Lines of data
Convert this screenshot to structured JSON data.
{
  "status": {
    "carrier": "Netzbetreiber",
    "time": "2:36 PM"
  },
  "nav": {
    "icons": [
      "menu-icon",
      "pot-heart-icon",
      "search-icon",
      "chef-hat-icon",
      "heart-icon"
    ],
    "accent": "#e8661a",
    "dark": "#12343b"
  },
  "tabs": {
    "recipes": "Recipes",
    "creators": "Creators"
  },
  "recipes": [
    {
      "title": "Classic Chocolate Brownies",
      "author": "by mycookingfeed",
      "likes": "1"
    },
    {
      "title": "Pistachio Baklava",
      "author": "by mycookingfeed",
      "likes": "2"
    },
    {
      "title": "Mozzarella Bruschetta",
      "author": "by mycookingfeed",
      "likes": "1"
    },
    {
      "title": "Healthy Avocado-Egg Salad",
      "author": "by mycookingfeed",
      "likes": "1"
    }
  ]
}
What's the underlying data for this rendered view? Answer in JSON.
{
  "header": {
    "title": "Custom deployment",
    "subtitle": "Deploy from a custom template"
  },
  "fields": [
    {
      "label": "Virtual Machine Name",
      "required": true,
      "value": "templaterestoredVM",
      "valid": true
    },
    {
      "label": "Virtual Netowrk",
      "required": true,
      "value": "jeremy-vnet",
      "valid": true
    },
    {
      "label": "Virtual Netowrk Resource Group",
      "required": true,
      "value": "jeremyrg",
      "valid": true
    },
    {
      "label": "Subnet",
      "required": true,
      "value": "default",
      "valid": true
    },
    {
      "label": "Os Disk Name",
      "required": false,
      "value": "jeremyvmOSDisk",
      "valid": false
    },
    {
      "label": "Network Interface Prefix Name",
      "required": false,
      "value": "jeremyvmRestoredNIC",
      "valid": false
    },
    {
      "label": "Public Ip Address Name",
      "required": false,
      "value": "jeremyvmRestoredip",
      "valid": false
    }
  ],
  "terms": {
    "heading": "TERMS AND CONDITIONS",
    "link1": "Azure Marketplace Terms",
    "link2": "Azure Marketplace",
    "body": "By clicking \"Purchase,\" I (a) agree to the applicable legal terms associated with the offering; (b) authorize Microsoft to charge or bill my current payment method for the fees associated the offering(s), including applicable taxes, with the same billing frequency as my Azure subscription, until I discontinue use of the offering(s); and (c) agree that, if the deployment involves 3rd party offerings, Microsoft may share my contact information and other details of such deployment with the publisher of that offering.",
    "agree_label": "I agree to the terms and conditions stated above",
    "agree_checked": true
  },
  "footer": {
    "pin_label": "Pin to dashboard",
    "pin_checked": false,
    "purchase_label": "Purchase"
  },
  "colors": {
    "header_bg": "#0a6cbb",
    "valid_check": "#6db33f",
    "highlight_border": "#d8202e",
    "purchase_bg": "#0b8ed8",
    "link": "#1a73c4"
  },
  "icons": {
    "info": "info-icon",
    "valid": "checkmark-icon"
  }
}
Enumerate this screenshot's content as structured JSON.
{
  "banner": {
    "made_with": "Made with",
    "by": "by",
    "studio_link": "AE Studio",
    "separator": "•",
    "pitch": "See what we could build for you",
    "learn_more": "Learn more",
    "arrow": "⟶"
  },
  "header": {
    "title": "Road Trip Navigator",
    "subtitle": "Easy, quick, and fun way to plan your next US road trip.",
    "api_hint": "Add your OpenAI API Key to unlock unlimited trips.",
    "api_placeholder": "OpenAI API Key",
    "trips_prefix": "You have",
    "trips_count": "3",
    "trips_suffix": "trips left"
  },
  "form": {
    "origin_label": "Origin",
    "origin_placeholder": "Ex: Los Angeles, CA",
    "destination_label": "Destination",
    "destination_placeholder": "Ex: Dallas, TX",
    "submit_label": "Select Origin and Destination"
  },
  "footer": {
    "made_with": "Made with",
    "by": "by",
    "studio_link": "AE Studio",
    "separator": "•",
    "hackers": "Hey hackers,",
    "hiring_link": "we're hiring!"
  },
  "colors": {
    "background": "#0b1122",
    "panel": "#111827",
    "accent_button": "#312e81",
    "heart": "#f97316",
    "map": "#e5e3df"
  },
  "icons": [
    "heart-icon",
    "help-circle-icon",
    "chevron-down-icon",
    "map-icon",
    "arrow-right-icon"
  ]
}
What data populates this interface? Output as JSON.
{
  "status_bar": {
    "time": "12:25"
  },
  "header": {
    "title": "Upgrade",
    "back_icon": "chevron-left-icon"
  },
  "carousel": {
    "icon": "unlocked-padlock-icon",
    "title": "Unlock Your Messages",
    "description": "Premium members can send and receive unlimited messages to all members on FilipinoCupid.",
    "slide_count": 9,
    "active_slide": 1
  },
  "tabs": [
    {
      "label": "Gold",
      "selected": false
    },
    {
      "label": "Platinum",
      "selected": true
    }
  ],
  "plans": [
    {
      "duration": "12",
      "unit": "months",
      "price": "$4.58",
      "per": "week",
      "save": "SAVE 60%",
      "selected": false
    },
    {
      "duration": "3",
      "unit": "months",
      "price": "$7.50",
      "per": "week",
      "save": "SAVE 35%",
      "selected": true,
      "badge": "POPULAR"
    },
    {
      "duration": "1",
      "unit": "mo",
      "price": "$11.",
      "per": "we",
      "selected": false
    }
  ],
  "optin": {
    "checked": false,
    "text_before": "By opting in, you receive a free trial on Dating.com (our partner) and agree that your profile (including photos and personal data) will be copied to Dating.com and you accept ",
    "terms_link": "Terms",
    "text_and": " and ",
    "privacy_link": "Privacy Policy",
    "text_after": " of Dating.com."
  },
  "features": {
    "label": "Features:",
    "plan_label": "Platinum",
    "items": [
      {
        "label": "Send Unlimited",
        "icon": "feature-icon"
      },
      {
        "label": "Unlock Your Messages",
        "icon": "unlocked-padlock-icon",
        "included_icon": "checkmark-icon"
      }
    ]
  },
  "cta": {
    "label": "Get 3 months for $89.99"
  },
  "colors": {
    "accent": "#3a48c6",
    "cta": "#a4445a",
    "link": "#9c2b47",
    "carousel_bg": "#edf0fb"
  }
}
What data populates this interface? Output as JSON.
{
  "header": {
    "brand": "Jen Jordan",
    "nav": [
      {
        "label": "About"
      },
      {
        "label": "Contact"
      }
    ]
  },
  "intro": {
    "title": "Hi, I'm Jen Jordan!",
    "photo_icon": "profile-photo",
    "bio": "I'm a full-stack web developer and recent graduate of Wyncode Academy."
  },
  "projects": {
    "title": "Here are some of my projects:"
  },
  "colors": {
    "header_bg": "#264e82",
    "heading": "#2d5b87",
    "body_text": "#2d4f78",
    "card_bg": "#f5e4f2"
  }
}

▸ TASK GOAL
Reproduce the records word for word.

▸ EXERCISE RESPONSE
Convert this screenshot to structured JSON data.
{
  "status": {
    "carrier": "Netzbetreiber",
    "time": "2:36 PM"
  },
  "nav": {
    "icons": [
      "menu-icon",
      "pot-heart-icon",
      "search-icon",
      "chef-hat-icon",
      "heart-icon"
    ],
    "accent": "#e8661a",
    "dark": "#12343b"
  },
  "tabs": {
    "recipes": "Recipes",
    "creators": "Creators"
  },
  "recipes": [
    {
      "title": "Classic Chocolate Brownies",
      "author": "by mycookingfeed",
      "likes": "1"
    },
    {
      "title": "Pistachio Baklava",
      "author": "by mycookingfeed",
      "likes": "2"
    },
    {
      "title": "Mozzarella Bruschetta",
      "author": "by mycookingfeed",
      "likes": "1"
    },
    {
      "title": "Healthy Avocado-Egg Salad",
      "author": "by mycookingfeed",
      "likes": "1"
    }
  ]
}
What's the underlying data for this rendered view? Answer in JSON.
{
  "header": {
    "title": "Custom deployment",
    "subtitle": "Deploy from a custom template"
  },
  "fields": [
    {
      "label": "Virtual Machine Name",
      "required": true,
      "value": "templaterestoredVM",
      "valid": true
    },
    {
      "label": "Virtual Netowrk",
      "required": true,
      "value": "jeremy-vnet",
      "valid": true
    },
    {
      "label": "Virtual Netowrk Resource Group",
      "required": true,
      "value": "jeremyrg",
      "valid": true
    },
    {
      "label": "Subnet",
      "required": true,
      "value": "default",
      "valid": true
    },
    {
      "label": "Os Disk Name",
      "required": false,
      "value": "jeremyvmOSDisk",
      "valid": false
    },
    {
      "label": "Network Interface Prefix Name",
      "required": false,
      "value": "jeremyvmRestoredNIC",
      "valid": false
    },
    {
      "label": "Public Ip Address Name",
      "required": false,
      "value": "jeremyvmRestoredip",
      "valid": false
    }
  ],
  "terms": {
    "heading": "TERMS AND CONDITIONS",
    "link1": "Azure Marketplace Terms",
    "link2": "Azure Marketplace",
    "body": "By clicking \"Purchase,\" I (a) agree to the applicable legal terms associated with the offering; (b) authorize Microsoft to charge or bill my current payment method for the fees associated the offering(s), including applicable taxes, with the same billing frequency as my Azure subscription, until I discontinue use of the offering(s); and (c) agree that, if the deployment involves 3rd party offerings, Microsoft may share my contact information and other details of such deployment with the publisher of that offering.",
    "agree_label": "I agree to the terms and conditions stated above",
    "agree_checked": true
  },
  "footer": {
    "pin_label": "Pin to dashboard",
    "pin_checked": false,
    "purchase_label": "Purchase"
  },
  "colors": {
    "header_bg": "#0a6cbb",
    "valid_check": "#6db33f",
    "highlight_border": "#d8202e",
    "purchase_bg": "#0b8ed8",
    "link": "#1a73c4"
  },
  "icons": {
    "info": "info-icon",
    "valid": "checkmark-icon"
  }
}
Enumerate this screenshot's content as structured JSON.
{
  "banner": {
    "made_with": "Made with",
    "by": "by",
    "studio_link": "AE Studio",
    "separator": "•",
    "pitch": "See what we could build for you",
    "learn_more": "Learn more",
    "arrow": "⟶"
  },
  "header": {
    "title": "Road Trip Navigator",
    "subtitle": "Easy, quick, and fun way to plan your next US road trip.",
    "api_hint": "Add your OpenAI API Key to unlock unlimited trips.",
    "api_placeholder": "OpenAI API Key",
    "trips_prefix": "You have",
    "trips_count": "3",
    "trips_suffix": "trips left"
  },
  "form": {
    "origin_label": "Origin",
    "origin_placeholder": "Ex: Los Angeles, CA",
    "destination_label": "Destination",
    "destination_placeholder": "Ex: Dallas, TX",
    "submit_label": "Select Origin and Destination"
  },
  "footer": {
    "made_with": "Made with",
    "by": "by",
    "studio_link": "AE Studio",
    "separator": "•",
    "hackers": "Hey hackers,",
    "hiring_link": "we're hiring!"
  },
  "colors": {
    "background": "#0b1122",
    "panel": "#111827",
    "accent_button": "#312e81",
    "heart": "#f97316",
    "map": "#e5e3df"
  },
  "icons": [
    "heart-icon",
    "help-circle-icon",
    "chevron-down-icon",
    "map-icon",
    "arrow-right-icon"
  ]
}
What data populates this interface? Output as JSON.
{
  "status_bar": {
    "time": "12:25"
  },
  "header": {
    "title": "Upgrade",
    "back_icon": "chevron-left-icon"
  },
  "carousel": {
    "icon": "unlocked-padlock-icon",
    "title": "Unlock Your Messages",
    "description": "Premium members can send and receive unlimited messages to all members on FilipinoCupid.",
    "slide_count": 9,
    "active_slide": 1
  },
  "tabs": [
    {
      "label": "Gold",
      "selected": false
    },
    {
      "label": "Platinum",
      "selected": true
    }
  ],
  "plans": [
    {
      "duration": "12",
      "unit": "months",
      "price": "$4.58",
      "per": "week",
      "save": "SAVE 60%",
      "selected": false
    },
    {
      "duration": "3",
      "unit": "months",
      "price": "$7.50",
      "per": "week",
      "save": "SAVE 35%",
      "selected": true,
      "badge": "POPULAR"
    },
    {
      "duration": "1",
      "unit": "mo",
      "price": "$11.",
      "per": "we",
      "selected": false
    }
  ],
  "optin": {
    "checked": false,
    "text_before": "By opting in, you receive a free trial on Dating.com (our partner) and agree that your profile (including photos and personal data) will be copied to Dating.com and you accept ",
    "terms_link": "Terms",
    "text_and": " and ",
    "privacy_link": "Privacy Policy",
    "text_after": " of Dating.com."
  },
  "features": {
    "label": "Features:",
    "plan_label": "Platinum",
    "items": [
      {
        "label": "Send Unlimited",
        "icon": "feature-icon"
      },
      {
        "label": "Unlock Your Messages",
        "icon": "unlocked-padlock-icon",
        "included_icon": "checkmark-icon"
      }
    ]
  },
  "cta": {
    "label": "Get 3 months for $89.99"
  },
  "colors": {
    "accent": "#3a48c6",
    "cta": "#a4445a",
    "link": "#9c2b47",
    "carousel_bg": "#edf0fb"
  }
}
What data populates this interface? Output as JSON.
{
  "header": {
    "brand": "Jen Jordan",
    "nav": [
      {
        "label": "About"
      },
      {
        "label": "Contact"
      }
    ]
  },
  "intro": {
    "title": "Hi, I'm Jen Jordan!",
    "photo_icon": "profile-photo",
    "bio": "I'm a full-stack web developer and recent graduate of Wyncode Academy."
  },
  "projects": {
    "title": "Here are some of my projects:"
  },
  "colors": {
    "header_bg": "#264e82",
    "heading": "#2d5b87",
    "body_text": "#2d4f78",
    "card_bg": "#f5e4f2"
  }
}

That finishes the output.